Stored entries

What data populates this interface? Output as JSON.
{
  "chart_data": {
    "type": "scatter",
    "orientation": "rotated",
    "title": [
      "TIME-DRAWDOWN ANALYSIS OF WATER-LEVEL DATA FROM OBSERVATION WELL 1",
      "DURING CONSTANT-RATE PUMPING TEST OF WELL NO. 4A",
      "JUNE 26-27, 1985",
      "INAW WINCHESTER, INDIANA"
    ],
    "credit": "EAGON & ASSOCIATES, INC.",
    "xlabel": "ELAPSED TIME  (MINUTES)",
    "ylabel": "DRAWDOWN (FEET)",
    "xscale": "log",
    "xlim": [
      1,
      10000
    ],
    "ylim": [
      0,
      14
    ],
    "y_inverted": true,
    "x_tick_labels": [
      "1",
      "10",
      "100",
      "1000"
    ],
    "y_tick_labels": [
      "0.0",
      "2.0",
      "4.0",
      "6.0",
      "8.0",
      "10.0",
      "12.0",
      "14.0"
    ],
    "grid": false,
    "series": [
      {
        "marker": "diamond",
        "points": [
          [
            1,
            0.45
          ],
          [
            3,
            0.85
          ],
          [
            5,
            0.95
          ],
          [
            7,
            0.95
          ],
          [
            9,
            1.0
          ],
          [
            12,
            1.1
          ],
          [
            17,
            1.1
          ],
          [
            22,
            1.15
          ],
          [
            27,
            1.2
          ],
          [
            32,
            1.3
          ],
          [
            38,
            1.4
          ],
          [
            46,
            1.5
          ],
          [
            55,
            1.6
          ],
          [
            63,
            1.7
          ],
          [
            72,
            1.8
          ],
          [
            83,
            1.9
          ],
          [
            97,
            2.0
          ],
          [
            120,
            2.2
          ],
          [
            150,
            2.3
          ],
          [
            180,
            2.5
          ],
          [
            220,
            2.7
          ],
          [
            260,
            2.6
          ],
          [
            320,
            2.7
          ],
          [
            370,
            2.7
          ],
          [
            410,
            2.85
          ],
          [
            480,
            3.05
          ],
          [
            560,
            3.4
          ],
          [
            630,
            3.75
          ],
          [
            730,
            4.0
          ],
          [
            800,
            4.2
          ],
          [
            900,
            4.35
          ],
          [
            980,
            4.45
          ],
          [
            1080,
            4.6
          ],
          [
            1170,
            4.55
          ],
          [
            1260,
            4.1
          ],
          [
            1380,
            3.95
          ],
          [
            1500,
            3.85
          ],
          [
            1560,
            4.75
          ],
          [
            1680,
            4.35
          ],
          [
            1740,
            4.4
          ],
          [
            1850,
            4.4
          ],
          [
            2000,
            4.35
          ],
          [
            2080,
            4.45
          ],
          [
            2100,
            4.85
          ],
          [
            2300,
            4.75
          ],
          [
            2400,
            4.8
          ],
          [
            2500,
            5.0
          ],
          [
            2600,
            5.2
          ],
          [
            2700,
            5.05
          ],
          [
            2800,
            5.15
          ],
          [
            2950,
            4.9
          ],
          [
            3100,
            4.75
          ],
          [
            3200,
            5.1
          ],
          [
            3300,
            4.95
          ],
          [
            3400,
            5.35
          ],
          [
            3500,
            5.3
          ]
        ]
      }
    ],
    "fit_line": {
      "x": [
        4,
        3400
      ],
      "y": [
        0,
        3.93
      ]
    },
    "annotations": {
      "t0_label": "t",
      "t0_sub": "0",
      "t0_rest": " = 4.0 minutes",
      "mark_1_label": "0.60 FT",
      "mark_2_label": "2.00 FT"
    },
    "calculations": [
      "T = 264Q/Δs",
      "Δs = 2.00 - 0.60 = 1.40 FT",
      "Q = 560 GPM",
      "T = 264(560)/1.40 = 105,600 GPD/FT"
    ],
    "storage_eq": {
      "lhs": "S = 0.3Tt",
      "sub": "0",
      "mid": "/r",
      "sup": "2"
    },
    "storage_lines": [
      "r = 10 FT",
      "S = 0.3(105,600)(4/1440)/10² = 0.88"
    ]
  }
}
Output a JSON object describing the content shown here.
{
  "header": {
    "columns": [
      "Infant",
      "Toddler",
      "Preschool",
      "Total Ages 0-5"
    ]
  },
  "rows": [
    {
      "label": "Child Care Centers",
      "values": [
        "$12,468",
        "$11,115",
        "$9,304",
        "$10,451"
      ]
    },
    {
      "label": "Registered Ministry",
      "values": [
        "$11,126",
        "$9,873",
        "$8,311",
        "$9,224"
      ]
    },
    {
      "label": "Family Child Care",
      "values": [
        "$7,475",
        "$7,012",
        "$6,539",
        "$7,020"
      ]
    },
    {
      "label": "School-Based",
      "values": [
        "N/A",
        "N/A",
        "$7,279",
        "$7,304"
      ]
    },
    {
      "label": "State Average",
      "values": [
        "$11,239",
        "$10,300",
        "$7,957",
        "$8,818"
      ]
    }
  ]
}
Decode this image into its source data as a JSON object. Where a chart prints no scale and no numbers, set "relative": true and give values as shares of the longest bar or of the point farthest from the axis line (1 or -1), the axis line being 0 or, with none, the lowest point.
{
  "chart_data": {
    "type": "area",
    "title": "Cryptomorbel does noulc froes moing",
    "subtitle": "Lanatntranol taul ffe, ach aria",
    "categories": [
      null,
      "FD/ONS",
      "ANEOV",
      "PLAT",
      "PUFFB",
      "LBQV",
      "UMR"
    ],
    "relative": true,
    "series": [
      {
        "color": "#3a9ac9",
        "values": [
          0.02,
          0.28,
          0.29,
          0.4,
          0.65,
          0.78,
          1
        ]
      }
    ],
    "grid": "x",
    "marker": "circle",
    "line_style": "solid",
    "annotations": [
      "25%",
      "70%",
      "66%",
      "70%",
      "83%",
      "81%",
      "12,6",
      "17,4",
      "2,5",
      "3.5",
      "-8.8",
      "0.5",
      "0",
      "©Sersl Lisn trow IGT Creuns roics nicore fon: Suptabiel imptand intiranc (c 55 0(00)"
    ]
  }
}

## The task
Extract, word for word, each line of the listing above.

## Expected output
What data populates this interface? Output as JSON.
{
  "chart_data": {
    "type": "scatter",
    "orientation": "rotated",
    "title": [
      "TIME-DRAWDOWN ANALYSIS OF WATER-LEVEL DATA FROM OBSERVATION WELL 1",
      "DURING CONSTANT-RATE PUMPING TEST OF WELL NO. 4A",
      "JUNE 26-27, 1985",
      "INAW WINCHESTER, INDIANA"
    ],
    "credit": "EAGON & ASSOCIATES, INC.",
    "xlabel": "ELAPSED TIME  (MINUTES)",
    "ylabel": "DRAWDOWN (FEET)",
    "xscale": "log",
    "xlim": [
      1,
      10000
    ],
    "ylim": [
      0,
      14
    ],
    "y_inverted": true,
    "x_tick_labels": [
      "1",
      "10",
      "100",
      "1000"
    ],
    "y_tick_labels": [
      "0.0",
      "2.0",
      "4.0",
      "6.0",
      "8.0",
      "10.0",
      "12.0",
      "14.0"
    ],
    "grid": false,
    "series": [
      {
        "marker": "diamond",
        "points": [
          [
            1,
            0.45
          ],
          [
            3,
            0.85
          ],
          [
            5,
            0.95
          ],
          [
            7,
            0.95
          ],
          [
            9,
            1.0
          ],
          [
            12,
            1.1
          ],
          [
            17,
            1.1
          ],
          [
            22,
            1.15
          ],
          [
            27,
            1.2
          ],
          [
            32,
            1.3
          ],
          [
            38,
            1.4
          ],
          [
            46,
            1.5
          ],
          [
            55,
            1.6
          ],
          [
            63,
            1.7
          ],
          [
            72,
            1.8
          ],
          [
            83,
            1.9
          ],
          [
            97,
            2.0
          ],
          [
            120,
            2.2
          ],
          [
            150,
            2.3
          ],
          [
            180,
            2.5
          ],
          [
            220,
            2.7
          ],
          [
            260,
            2.6
          ],
          [
            320,
            2.7
          ],
          [
            370,
            2.7
          ],
          [
            410,
            2.85
          ],
          [
            480,
            3.05
          ],
          [
            560,
            3.4
          ],
          [
            630,
            3.75
          ],
          [
            730,
            4.0
          ],
          [
            800,
            4.2
          ],
          [
            900,
            4.35
          ],
          [
            980,
            4.45
          ],
          [
            1080,
            4.6
          ],
          [
            1170,
            4.55
          ],
          [
            1260,
            4.1
          ],
          [
            1380,
            3.95
          ],
          [
            1500,
            3.85
          ],
          [
            1560,
            4.75
          ],
          [
            1680,
            4.35
          ],
          [
            1740,
            4.4
          ],
          [
            1850,
            4.4
          ],
          [
            2000,
            4.35
          ],
          [
            2080,
            4.45
          ],
          [
            2100,
            4.85
          ],
          [
            2300,
            4.75
          ],
          [
            2400,
            4.8
          ],
          [
            2500,
            5.0
          ],
          [
            2600,
            5.2
          ],
          [
            2700,
            5.05
          ],
          [
            2800,
            5.15
          ],
          [
            2950,
            4.9
          ],
          [
            3100,
            4.75
          ],
          [
            3200,
            5.1
          ],
          [
            3300,
            4.95
          ],
          [
            3400,
            5.35
          ],
          [
            3500,
            5.3
          ]
        ]
      }
    ],
    "fit_line": {
      "x": [
        4,
        3400
      ],
      "y": [
        0,
        3.93
      ]
    },
    "annotations": {
      "t0_label": "t",
      "t0_sub": "0",
      "t0_rest": " = 4.0 minutes",
      "mark_1_label": "0.60 FT",
      "mark_2_label": "2.00 FT"
    },
    "calculations": [
      "T = 264Q/Δs",
      "Δs = 2.00 - 0.60 = 1.40 FT",
      "Q = 560 GPM",
      "T = 264(560)/1.40 = 105,600 GPD/FT"
    ],
    "storage_eq": {
      "lhs": "S = 0.3Tt",
      "sub": "0",
      "mid": "/r",
      "sup": "2"
    },
    "storage_lines": [
      "r = 10 FT",
      "S = 0.3(105,600)(4/1440)/10² = 0.88"
    ]
  }
}
Output a JSON object describing the content shown here.
{
  "header": {
    "columns": [
      "Infant",
      "Toddler",
      "Preschool",
      "Total Ages 0-5"
    ]
  },
  "rows": [
    {
      "label": "Child Care Centers",
      "values": [
        "$12,468",
        "$11,115",
        "$9,304",
        "$10,451"
      ]
    },
    {
      "label": "Registered Ministry",
      "values": [
        "$11,126",
        "$9,873",
        "$8,311",
        "$9,224"
      ]
    },
    {
      "label": "Family Child Care",
      "values": [
        "$7,475",
        "$7,012",
        "$6,539",
        "$7,020"
      ]
    },
    {
      "label": "School-Based",
      "values": [
        "N/A",
        "N/A",
        "$7,279",
        "$7,304"
      ]
    },
    {
      "label": "State Average",
      "values": [
        "$11,239",
        "$10,300",
        "$7,957",
        "$8,818"
      ]
    }
  ]
}
Decode this image into its source data as a JSON object. Where a chart prints no scale and no numbers, set "relative": true and give values as shares of the longest bar or of the point farthest from the axis line (1 or -1), the axis line being 0 or, with none, the lowest point.
{
  "chart_data": {
    "type": "area",
    "title": "Cryptomorbel does noulc froes moing",
    "subtitle": "Lanatntranol taul ffe, ach aria",
    "categories": [
      null,
      "FD/ONS",
      "ANEOV",
      "PLAT",
      "PUFFB",
      "LBQV",
      "UMR"
    ],
    "relative": true,
    "series": [
      {
        "color": "#3a9ac9",
        "values": [
          0.02,
          0.28,
          0.29,
          0.4,
          0.65,
          0.78,
          1
        ]
      }
    ],
    "grid": "x",
    "marker": "circle",
    "line_style": "solid",
    "annotations": [
      "25%",
      "70%",
      "66%",
      "70%",
      "83%",
      "81%",
      "12,6",
      "17,4",
      "2,5",
      "3.5",
      "-8.8",
      "0.5",
      "0",
      "©Sersl Lisn trow IGT Creuns roics nicore fon: Suptabiel imptand intiranc (c 55 0(00)"
    ]
  }
}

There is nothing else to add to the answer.